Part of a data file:
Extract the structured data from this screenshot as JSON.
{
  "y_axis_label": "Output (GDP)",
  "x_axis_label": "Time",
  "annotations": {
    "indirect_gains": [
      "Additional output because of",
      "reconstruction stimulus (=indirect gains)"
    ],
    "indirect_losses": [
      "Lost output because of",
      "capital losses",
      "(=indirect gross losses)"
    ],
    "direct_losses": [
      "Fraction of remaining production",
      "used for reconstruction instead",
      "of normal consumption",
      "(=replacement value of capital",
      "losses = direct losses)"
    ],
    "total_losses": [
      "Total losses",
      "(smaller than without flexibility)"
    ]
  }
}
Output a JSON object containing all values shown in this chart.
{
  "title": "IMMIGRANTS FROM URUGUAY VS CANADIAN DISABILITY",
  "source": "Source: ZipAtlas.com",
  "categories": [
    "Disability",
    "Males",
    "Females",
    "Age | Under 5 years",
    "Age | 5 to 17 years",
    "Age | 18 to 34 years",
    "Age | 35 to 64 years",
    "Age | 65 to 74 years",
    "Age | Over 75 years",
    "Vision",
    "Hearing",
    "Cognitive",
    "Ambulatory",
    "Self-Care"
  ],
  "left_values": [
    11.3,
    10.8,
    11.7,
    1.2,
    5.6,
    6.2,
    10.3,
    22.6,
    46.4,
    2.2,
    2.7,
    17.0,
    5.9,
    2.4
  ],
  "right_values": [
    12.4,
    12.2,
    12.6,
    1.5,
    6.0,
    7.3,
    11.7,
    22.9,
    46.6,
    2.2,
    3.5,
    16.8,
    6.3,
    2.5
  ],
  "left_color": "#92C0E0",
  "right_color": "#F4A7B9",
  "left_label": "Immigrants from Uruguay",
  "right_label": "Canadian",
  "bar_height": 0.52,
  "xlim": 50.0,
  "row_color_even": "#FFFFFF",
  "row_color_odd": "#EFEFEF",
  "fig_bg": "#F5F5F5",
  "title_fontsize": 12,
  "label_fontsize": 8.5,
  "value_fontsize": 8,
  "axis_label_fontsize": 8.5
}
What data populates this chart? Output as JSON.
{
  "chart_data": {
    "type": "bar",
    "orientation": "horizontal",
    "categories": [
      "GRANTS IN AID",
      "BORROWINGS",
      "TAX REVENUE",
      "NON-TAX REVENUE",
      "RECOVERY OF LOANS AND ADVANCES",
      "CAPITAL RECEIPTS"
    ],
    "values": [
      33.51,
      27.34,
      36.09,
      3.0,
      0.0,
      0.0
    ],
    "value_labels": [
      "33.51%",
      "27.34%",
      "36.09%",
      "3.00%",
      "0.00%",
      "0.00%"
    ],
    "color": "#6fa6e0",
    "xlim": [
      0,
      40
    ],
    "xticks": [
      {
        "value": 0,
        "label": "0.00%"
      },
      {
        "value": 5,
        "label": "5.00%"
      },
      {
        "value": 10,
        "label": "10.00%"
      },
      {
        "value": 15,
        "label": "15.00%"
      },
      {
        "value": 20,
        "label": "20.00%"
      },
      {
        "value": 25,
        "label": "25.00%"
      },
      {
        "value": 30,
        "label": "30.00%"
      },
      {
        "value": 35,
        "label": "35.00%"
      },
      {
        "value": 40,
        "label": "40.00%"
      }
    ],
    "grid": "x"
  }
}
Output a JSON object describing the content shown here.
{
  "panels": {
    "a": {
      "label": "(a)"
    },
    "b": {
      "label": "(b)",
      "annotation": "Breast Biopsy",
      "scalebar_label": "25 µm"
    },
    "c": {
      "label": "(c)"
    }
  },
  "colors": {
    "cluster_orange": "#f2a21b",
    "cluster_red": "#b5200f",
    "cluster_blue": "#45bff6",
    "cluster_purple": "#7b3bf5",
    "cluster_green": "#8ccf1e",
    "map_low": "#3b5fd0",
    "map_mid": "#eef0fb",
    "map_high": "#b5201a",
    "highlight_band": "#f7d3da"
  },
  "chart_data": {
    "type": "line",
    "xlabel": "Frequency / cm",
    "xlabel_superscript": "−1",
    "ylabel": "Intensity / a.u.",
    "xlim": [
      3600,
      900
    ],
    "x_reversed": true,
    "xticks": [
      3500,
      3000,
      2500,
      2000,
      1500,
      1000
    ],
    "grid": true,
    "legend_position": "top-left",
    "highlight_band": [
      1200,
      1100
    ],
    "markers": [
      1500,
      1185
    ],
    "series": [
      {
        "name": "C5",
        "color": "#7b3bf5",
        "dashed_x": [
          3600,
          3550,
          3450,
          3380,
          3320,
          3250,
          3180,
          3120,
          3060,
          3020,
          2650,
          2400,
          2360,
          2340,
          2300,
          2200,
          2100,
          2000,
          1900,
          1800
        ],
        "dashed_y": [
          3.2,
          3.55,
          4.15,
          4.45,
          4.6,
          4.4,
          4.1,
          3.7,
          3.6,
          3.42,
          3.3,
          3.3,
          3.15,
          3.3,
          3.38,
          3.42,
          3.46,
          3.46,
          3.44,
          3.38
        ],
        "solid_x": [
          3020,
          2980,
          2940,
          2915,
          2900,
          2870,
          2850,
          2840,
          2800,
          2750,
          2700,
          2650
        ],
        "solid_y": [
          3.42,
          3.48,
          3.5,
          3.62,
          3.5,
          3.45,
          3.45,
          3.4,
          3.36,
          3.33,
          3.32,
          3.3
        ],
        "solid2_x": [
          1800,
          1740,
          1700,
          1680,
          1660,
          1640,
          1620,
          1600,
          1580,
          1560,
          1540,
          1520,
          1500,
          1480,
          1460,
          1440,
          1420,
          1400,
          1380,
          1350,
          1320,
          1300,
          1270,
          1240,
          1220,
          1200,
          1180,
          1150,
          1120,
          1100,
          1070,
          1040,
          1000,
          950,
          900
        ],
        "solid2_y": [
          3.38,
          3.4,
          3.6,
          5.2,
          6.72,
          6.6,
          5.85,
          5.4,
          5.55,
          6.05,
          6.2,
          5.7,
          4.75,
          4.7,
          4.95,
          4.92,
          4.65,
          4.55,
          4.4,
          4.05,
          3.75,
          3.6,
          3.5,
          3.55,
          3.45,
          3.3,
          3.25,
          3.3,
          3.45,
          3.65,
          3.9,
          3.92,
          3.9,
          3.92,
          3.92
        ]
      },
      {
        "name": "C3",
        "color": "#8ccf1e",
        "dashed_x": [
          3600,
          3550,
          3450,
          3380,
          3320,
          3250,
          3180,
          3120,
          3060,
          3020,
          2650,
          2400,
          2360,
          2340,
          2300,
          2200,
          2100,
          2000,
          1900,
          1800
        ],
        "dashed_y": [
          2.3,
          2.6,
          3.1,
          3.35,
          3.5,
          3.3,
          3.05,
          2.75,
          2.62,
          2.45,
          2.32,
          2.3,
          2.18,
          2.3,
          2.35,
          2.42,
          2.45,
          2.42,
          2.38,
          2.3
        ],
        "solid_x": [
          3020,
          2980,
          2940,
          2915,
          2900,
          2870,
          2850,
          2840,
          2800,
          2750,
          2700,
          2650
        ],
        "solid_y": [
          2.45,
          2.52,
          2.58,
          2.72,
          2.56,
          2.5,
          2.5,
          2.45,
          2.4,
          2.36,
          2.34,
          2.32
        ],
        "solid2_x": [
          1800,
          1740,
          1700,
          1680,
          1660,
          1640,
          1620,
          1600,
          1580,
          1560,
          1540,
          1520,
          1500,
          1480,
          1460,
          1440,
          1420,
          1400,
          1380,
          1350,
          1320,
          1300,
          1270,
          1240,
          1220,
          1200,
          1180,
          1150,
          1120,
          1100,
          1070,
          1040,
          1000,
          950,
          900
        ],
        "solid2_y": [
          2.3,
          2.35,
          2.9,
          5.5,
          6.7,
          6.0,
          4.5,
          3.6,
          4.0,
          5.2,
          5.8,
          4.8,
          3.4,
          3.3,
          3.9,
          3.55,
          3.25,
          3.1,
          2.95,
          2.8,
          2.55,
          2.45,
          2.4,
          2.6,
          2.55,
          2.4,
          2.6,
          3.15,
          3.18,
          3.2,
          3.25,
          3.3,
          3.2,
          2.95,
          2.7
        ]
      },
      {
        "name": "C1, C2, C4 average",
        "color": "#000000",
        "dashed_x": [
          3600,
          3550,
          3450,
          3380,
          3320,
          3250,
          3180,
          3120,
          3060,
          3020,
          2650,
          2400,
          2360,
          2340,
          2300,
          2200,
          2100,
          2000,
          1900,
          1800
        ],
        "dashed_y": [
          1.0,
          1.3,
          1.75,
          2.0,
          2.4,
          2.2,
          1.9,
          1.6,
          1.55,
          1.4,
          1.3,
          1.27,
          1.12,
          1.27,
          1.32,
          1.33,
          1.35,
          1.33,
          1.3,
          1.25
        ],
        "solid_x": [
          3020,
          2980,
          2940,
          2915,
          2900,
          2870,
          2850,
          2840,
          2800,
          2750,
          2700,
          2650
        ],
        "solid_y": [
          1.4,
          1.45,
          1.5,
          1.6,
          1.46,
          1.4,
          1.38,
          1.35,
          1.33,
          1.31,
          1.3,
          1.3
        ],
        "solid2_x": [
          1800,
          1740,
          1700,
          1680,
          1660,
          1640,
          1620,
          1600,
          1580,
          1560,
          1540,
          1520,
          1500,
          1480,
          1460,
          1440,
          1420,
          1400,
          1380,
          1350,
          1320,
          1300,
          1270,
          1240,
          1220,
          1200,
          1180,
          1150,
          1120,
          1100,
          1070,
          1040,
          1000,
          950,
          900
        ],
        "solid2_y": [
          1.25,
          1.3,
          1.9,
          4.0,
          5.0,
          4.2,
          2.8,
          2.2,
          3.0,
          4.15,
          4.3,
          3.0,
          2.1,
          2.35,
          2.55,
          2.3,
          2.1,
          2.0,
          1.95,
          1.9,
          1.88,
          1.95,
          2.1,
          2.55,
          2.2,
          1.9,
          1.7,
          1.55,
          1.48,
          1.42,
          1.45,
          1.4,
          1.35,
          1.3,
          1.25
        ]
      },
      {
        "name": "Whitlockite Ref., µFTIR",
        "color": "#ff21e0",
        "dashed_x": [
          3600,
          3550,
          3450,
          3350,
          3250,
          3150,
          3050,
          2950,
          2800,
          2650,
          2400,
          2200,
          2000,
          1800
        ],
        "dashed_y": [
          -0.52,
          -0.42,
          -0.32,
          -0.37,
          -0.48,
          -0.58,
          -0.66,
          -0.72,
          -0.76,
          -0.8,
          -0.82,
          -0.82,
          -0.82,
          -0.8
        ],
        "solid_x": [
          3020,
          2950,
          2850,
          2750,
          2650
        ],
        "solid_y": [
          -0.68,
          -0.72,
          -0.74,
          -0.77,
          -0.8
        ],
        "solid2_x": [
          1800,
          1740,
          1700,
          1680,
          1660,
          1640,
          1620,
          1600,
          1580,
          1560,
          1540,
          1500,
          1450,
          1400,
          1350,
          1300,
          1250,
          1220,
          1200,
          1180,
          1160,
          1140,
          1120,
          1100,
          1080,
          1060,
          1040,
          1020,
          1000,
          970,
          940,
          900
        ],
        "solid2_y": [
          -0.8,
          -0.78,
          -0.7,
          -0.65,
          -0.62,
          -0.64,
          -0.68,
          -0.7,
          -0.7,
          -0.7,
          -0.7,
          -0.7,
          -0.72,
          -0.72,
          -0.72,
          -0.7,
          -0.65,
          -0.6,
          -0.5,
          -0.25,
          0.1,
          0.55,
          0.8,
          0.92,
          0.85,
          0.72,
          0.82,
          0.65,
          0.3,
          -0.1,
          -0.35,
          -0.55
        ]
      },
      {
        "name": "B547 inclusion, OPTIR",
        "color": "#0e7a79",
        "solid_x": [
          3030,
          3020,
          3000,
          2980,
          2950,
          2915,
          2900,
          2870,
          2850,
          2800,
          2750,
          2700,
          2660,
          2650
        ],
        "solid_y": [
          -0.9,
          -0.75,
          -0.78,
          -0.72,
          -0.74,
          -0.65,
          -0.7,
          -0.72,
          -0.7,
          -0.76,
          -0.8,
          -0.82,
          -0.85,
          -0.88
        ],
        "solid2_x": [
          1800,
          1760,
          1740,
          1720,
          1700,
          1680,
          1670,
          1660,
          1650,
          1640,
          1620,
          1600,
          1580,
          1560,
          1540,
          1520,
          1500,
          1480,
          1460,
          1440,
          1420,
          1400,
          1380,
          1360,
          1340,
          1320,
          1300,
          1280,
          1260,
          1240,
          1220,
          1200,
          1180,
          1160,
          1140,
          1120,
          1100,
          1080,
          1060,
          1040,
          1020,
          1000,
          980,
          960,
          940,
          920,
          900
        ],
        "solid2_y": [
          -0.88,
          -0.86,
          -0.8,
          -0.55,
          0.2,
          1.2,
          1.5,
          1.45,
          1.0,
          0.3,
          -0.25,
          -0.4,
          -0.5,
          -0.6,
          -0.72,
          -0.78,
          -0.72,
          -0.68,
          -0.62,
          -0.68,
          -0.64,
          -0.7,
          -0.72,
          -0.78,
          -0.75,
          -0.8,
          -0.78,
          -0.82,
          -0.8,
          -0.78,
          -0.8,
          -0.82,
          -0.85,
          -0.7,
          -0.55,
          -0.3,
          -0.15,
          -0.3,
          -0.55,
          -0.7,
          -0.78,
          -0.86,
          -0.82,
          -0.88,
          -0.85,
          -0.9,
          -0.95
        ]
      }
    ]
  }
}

Given instruction:
Copy all lines from the entries that contain the word "reconstruction".

Complete answer:
      "reconstruction stimulus (=indirect gains)"
      "used for reconstruction instead",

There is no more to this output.